__PROBLEM REQUIREMENTS__
Exactly reproduce all the records, keeping pictures out of the copy.

__RECORD EXCERPTS__
** BEGIN **

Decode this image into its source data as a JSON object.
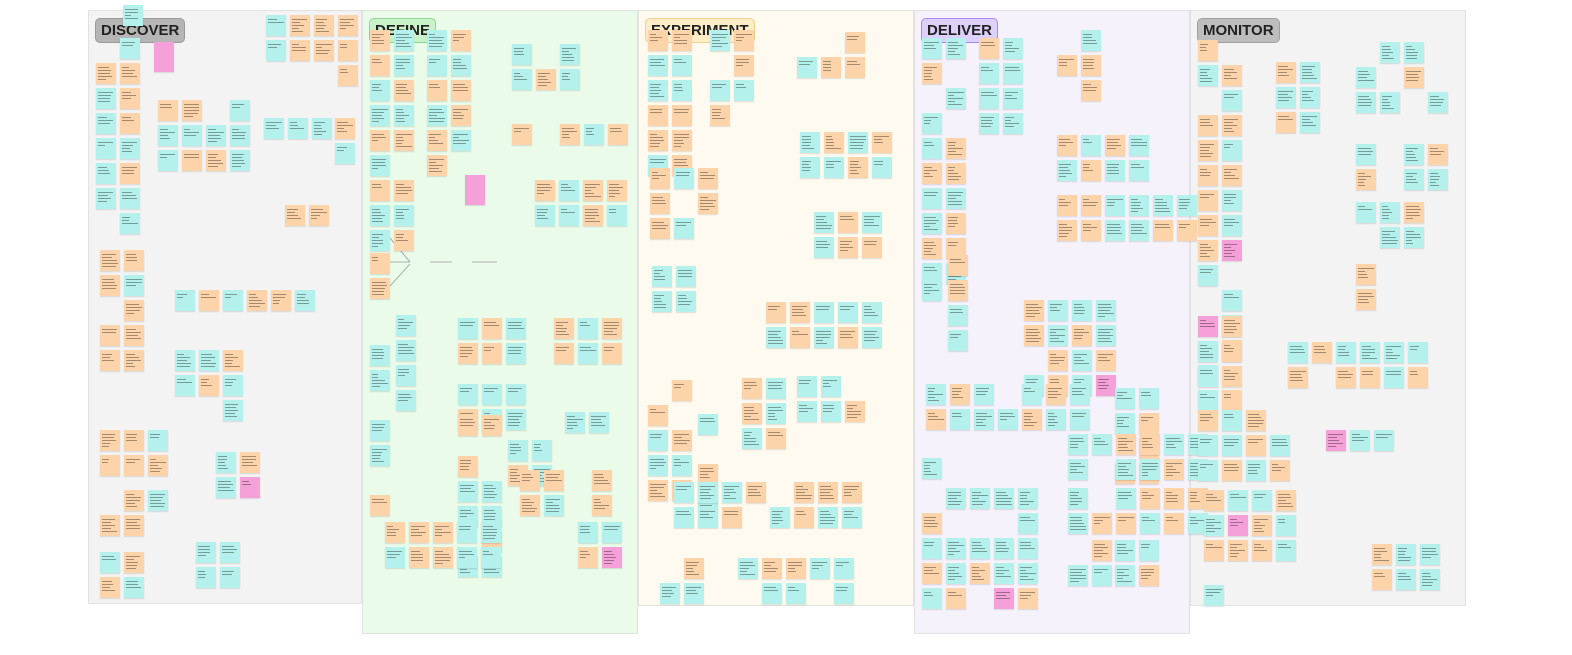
{
  "sections": [
    {
      "label": "DISCOVER"
    },
    {
      "label": "DEFINE"
    },
    {
      "label": "EXPERIMENT"
    },
    {
      "label": "DELIVER"
    },
    {
      "label": "MONITOR"
    }
  ]
}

** END **

__SOLUTION TO THIS EXERCISE__
Decode this image into its source data as a JSON object.
{
  "sections": [
    {
      "label": "DISCOVER"
    },
    {
      "label": "DEFINE"
    },
    {
      "label": "EXPERIMENT"
    },
    {
      "label": "DELIVER"
    },
    {
      "label": "MONITOR"
    }
  ]
}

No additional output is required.